- **JOB**
Which lines in the records below contain the word "JSON"? Copy each one out.

- **RAW RECORDS**
--- BEGIN ---
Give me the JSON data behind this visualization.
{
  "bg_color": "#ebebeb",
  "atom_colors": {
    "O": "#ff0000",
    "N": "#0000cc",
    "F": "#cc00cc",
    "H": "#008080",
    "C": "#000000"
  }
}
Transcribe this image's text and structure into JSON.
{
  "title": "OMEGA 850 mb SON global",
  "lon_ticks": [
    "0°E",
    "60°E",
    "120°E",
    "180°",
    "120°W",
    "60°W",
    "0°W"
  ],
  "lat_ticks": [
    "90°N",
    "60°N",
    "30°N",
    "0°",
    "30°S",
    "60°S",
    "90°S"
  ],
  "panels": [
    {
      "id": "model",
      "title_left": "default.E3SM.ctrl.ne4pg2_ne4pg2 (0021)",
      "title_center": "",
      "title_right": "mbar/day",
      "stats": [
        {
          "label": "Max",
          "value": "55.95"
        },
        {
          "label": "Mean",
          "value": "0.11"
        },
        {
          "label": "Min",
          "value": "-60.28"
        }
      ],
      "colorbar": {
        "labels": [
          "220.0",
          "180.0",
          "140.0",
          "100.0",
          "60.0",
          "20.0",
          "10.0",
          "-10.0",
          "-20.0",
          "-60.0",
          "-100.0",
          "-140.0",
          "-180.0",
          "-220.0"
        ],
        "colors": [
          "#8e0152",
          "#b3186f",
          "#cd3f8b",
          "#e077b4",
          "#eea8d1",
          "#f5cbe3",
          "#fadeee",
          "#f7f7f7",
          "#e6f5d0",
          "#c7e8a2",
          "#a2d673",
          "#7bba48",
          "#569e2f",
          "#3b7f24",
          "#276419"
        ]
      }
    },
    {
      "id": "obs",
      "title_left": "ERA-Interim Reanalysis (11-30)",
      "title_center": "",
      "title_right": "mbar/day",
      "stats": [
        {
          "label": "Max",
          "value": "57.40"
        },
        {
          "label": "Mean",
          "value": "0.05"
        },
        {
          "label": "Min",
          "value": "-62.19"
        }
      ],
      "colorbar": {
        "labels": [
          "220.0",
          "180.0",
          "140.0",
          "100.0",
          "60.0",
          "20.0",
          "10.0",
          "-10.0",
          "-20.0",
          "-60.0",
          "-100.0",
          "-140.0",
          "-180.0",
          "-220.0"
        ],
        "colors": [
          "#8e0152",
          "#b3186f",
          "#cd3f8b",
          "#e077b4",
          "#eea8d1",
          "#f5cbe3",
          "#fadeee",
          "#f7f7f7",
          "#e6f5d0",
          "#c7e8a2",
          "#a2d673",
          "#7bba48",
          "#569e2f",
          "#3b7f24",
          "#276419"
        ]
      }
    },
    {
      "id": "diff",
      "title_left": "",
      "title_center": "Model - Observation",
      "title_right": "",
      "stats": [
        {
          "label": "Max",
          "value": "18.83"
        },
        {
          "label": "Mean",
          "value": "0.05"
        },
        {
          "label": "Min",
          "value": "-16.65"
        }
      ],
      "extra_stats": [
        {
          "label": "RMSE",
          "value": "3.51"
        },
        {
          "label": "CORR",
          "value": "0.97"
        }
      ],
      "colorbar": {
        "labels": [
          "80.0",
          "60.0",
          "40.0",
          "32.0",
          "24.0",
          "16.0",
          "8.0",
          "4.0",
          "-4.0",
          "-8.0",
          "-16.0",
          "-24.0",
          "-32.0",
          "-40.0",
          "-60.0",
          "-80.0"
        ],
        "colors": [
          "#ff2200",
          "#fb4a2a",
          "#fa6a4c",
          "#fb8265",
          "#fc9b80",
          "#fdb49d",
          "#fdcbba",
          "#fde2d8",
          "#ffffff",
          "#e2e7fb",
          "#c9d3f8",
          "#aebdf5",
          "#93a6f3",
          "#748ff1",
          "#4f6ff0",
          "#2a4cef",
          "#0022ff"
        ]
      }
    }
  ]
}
--- END ---
- **FINISHED ANSWER**
Give me the JSON data behind this visualization.
Transcribe this image's text and structure into JSON.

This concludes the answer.